Entries provided
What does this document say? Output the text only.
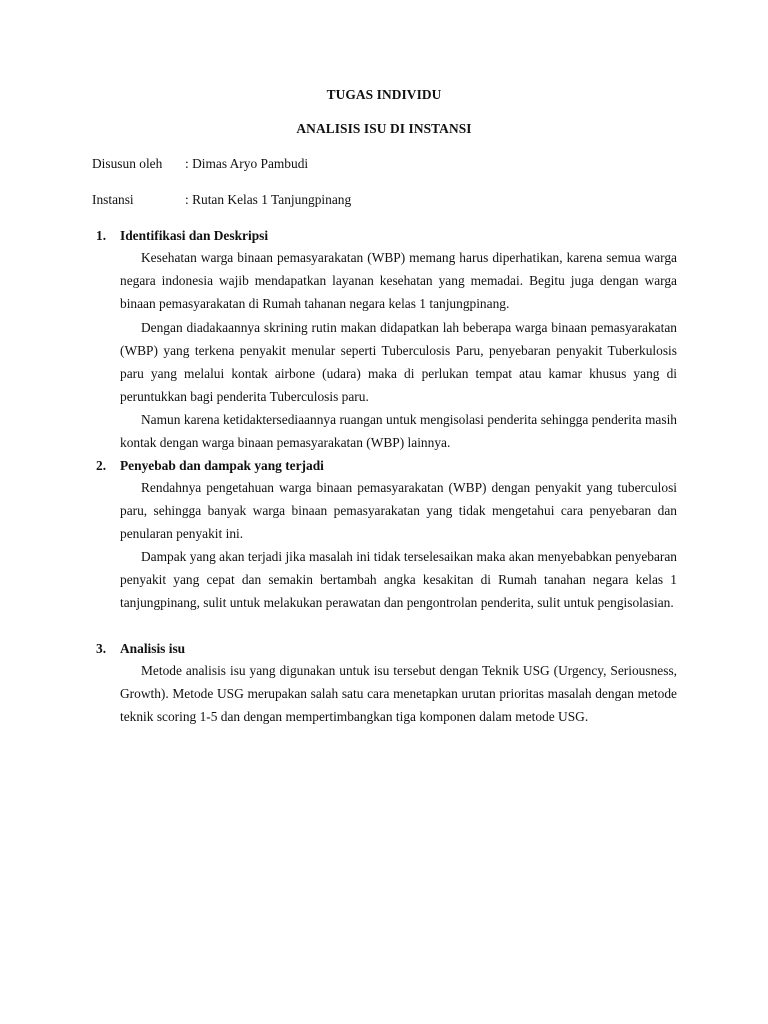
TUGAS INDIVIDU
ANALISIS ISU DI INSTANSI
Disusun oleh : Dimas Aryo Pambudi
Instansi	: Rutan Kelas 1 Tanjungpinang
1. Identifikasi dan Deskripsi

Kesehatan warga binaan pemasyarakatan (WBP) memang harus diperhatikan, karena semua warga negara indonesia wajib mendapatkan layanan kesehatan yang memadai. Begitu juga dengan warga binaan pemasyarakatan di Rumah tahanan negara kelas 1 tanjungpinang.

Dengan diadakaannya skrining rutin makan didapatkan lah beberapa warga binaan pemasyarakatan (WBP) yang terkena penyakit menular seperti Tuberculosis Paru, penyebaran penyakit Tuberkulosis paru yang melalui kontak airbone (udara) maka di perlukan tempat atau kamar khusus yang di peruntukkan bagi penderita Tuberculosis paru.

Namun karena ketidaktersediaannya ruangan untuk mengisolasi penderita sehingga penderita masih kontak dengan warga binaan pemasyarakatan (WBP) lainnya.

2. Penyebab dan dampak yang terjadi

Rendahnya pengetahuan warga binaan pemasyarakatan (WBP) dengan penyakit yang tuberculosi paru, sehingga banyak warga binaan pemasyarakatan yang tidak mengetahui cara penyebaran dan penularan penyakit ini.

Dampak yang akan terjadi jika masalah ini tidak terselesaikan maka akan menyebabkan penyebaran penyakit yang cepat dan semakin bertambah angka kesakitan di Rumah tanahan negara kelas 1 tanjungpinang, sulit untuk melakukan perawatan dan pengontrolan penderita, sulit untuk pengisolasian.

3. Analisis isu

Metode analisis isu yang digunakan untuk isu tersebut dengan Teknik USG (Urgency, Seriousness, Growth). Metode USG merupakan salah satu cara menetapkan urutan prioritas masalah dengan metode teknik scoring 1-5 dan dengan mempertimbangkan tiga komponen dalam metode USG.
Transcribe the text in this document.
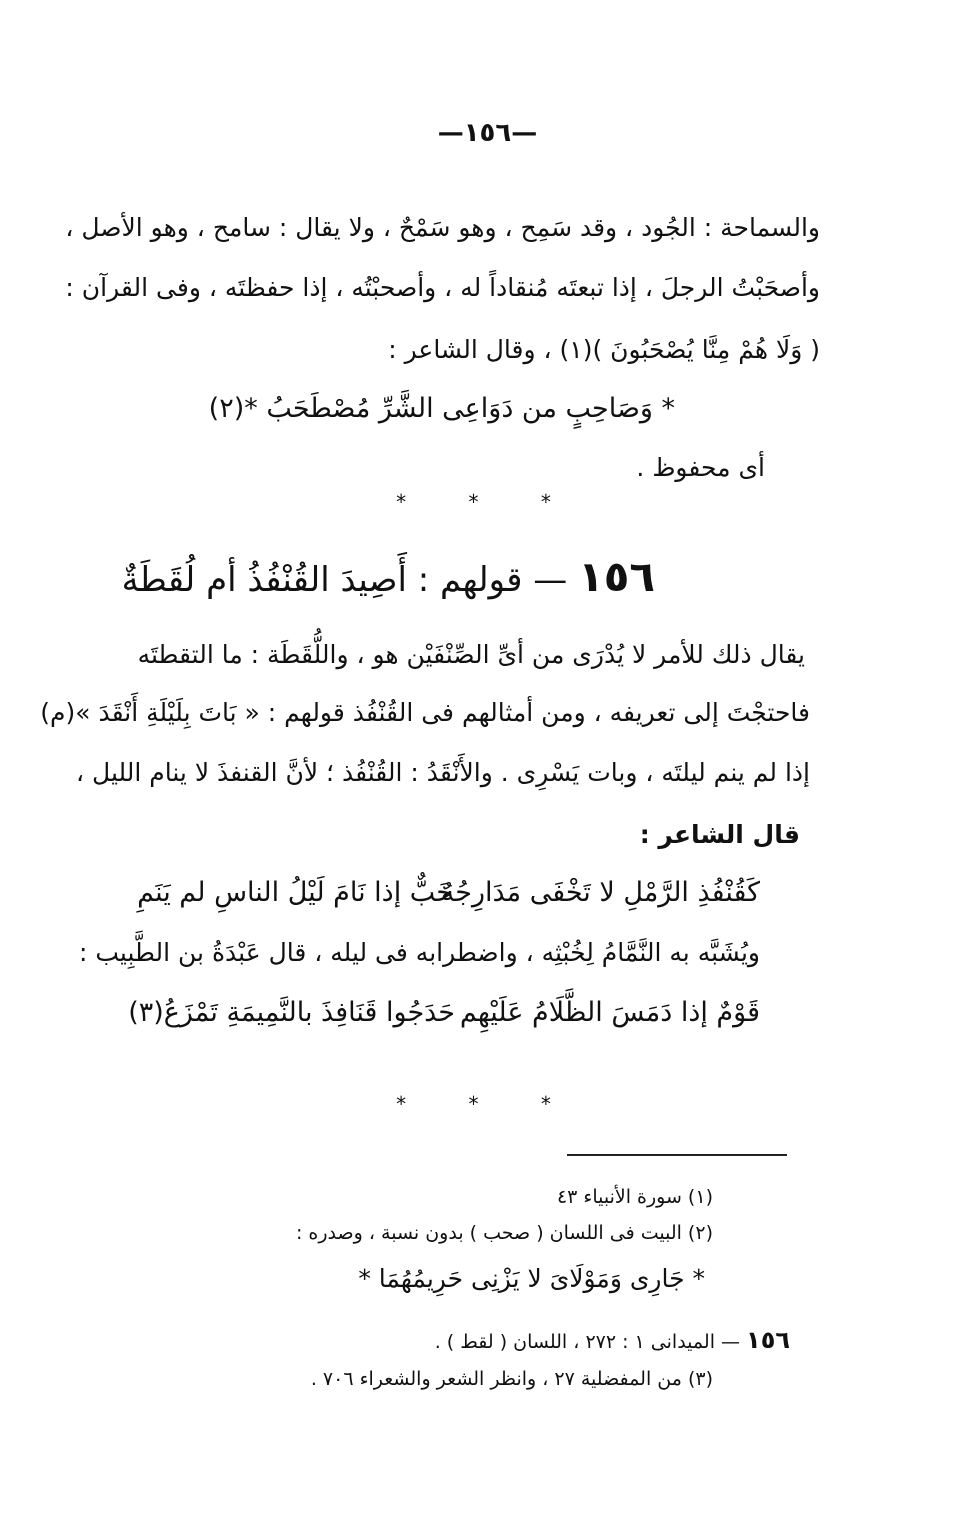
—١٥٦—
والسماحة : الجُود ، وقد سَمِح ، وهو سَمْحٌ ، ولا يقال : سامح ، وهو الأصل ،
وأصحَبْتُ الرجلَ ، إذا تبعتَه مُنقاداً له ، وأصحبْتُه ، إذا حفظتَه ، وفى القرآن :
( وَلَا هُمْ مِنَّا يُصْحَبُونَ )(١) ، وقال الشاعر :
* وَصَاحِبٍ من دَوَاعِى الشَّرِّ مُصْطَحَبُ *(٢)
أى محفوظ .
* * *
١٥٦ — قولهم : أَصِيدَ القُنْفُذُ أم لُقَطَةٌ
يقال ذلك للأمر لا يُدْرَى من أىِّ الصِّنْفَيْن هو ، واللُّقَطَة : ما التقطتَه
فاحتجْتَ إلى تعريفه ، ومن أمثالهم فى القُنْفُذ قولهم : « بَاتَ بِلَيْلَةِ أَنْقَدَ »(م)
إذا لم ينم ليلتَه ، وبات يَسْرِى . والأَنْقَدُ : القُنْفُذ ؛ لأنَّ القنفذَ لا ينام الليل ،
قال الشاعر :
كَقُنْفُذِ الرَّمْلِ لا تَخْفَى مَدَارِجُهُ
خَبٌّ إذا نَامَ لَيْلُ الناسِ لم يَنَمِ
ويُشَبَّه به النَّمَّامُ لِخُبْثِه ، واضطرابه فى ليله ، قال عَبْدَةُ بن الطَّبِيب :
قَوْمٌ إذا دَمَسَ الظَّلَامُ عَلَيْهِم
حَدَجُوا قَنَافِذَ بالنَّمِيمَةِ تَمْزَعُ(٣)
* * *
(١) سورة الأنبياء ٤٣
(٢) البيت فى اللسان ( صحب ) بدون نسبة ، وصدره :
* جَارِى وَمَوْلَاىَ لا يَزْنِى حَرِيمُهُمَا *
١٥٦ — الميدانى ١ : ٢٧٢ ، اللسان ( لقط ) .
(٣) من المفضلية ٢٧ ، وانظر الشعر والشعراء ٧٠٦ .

Written exercise
Return the entries unchanged, save for the pictures, which do not belong in the copy.

Reply
What does this document say? Output the text only.
TUGAS INDIVIDU
ANALISIS ISU DI INSTANSI
Disusun oleh : Dimas Aryo Pambudi
Instansi	: Rutan Kelas 1 Tanjungpinang
1. Identifikasi dan Deskripsi

Kesehatan warga binaan pemasyarakatan (WBP) memang harus diperhatikan, karena semua warga negara indonesia wajib mendapatkan layanan kesehatan yang memadai. Begitu juga dengan warga binaan pemasyarakatan di Rumah tahanan negara kelas 1 tanjungpinang.

Dengan diadakaannya skrining rutin makan didapatkan lah beberapa warga binaan pemasyarakatan (WBP) yang terkena penyakit menular seperti Tuberculosis Paru, penyebaran penyakit Tuberkulosis paru yang melalui kontak airbone (udara) maka di perlukan tempat atau kamar khusus yang di peruntukkan bagi penderita Tuberculosis paru.

Namun karena ketidaktersediaannya ruangan untuk mengisolasi penderita sehingga penderita masih kontak dengan warga binaan pemasyarakatan (WBP) lainnya.

2. Penyebab dan dampak yang terjadi

Rendahnya pengetahuan warga binaan pemasyarakatan (WBP) dengan penyakit yang tuberculosi paru, sehingga banyak warga binaan pemasyarakatan yang tidak mengetahui cara penyebaran dan penularan penyakit ini.

Dampak yang akan terjadi jika masalah ini tidak terselesaikan maka akan menyebabkan penyebaran penyakit yang cepat dan semakin bertambah angka kesakitan di Rumah tanahan negara kelas 1 tanjungpinang, sulit untuk melakukan perawatan dan pengontrolan penderita, sulit untuk pengisolasian.

3. Analisis isu

Metode analisis isu yang digunakan untuk isu tersebut dengan Teknik USG (Urgency, Seriousness, Growth). Metode USG merupakan salah satu cara menetapkan urutan prioritas masalah dengan metode teknik scoring 1-5 dan dengan mempertimbangkan tiga komponen dalam metode USG.
Transcribe the text in this document.
—١٥٦—
والسماحة : الجُود ، وقد سَمِح ، وهو سَمْحٌ ، ولا يقال : سامح ، وهو الأصل ،
وأصحَبْتُ الرجلَ ، إذا تبعتَه مُنقاداً له ، وأصحبْتُه ، إذا حفظتَه ، وفى القرآن :
( وَلَا هُمْ مِنَّا يُصْحَبُونَ )(١) ، وقال الشاعر :
* وَصَاحِبٍ من دَوَاعِى الشَّرِّ مُصْطَحَبُ *(٢)
أى محفوظ .
* * *
١٥٦ — قولهم : أَصِيدَ القُنْفُذُ أم لُقَطَةٌ
يقال ذلك للأمر لا يُدْرَى من أىِّ الصِّنْفَيْن هو ، واللُّقَطَة : ما التقطتَه
فاحتجْتَ إلى تعريفه ، ومن أمثالهم فى القُنْفُذ قولهم : « بَاتَ بِلَيْلَةِ أَنْقَدَ »(م)
إذا لم ينم ليلتَه ، وبات يَسْرِى . والأَنْقَدُ : القُنْفُذ ؛ لأنَّ القنفذَ لا ينام الليل ،
قال الشاعر :
كَقُنْفُذِ الرَّمْلِ لا تَخْفَى مَدَارِجُهُ
خَبٌّ إذا نَامَ لَيْلُ الناسِ لم يَنَمِ
ويُشَبَّه به النَّمَّامُ لِخُبْثِه ، واضطرابه فى ليله ، قال عَبْدَةُ بن الطَّبِيب :
قَوْمٌ إذا دَمَسَ الظَّلَامُ عَلَيْهِم
حَدَجُوا قَنَافِذَ بالنَّمِيمَةِ تَمْزَعُ(٣)
* * *
(١) سورة الأنبياء ٤٣
(٢) البيت فى اللسان ( صحب ) بدون نسبة ، وصدره :
* جَارِى وَمَوْلَاىَ لا يَزْنِى حَرِيمُهُمَا *
١٥٦ — الميدانى ١ : ٢٧٢ ، اللسان ( لقط ) .
(٣) من المفضلية ٢٧ ، وانظر الشعر والشعراء ٧٠٦ .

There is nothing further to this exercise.